[START Record extracts]

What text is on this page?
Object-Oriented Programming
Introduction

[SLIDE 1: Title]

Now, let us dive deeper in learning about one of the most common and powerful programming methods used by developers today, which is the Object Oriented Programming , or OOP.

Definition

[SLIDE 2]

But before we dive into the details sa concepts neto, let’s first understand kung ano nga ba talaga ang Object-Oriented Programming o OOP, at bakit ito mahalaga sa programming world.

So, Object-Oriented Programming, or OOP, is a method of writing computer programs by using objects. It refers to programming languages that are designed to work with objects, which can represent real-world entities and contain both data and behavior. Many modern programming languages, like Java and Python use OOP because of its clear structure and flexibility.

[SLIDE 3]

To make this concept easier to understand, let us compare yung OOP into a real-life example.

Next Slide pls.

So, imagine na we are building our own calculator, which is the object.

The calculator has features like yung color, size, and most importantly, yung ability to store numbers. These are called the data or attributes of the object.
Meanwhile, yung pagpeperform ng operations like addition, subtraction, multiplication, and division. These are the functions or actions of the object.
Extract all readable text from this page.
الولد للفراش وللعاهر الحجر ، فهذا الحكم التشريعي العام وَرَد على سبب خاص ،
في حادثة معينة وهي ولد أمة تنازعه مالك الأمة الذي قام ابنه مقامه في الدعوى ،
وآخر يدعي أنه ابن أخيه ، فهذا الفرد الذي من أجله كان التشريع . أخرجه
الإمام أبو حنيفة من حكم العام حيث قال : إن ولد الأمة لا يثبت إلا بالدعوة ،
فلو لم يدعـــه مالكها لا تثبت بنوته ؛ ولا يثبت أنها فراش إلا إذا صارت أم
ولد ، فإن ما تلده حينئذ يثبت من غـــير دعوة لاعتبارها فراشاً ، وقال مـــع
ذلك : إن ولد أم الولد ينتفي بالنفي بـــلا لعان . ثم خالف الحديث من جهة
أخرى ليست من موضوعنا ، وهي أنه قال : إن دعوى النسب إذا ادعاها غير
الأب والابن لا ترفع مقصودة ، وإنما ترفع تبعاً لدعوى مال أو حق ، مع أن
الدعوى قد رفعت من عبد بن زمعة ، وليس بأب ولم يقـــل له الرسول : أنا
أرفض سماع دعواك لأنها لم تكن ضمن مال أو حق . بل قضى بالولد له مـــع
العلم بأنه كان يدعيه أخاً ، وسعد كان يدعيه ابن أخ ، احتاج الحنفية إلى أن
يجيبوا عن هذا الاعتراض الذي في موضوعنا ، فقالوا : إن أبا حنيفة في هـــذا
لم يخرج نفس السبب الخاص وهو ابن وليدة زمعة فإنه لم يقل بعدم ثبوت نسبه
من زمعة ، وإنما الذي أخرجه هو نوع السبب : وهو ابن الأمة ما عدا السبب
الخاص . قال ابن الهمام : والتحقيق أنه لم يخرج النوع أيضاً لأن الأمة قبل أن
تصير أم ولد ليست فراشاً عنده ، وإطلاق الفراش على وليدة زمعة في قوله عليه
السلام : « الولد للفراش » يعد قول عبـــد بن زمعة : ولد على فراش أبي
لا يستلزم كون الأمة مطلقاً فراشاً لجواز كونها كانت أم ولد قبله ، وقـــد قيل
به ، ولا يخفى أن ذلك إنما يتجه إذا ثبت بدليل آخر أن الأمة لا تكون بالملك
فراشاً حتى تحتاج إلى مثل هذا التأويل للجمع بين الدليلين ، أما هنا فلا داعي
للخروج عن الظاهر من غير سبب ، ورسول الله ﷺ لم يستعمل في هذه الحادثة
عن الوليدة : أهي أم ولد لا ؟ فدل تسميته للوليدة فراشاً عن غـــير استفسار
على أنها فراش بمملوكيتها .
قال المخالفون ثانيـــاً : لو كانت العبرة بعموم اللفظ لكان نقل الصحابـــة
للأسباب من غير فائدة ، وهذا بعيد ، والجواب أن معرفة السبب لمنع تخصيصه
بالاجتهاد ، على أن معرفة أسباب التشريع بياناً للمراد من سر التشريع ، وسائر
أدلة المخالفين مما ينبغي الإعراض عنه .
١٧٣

[END Record extracts]

**Objective:**
Show all lines from the data above in which the word "text" appears.

**Problem solution:**
What text is on this page?
Extract all readable text from this page.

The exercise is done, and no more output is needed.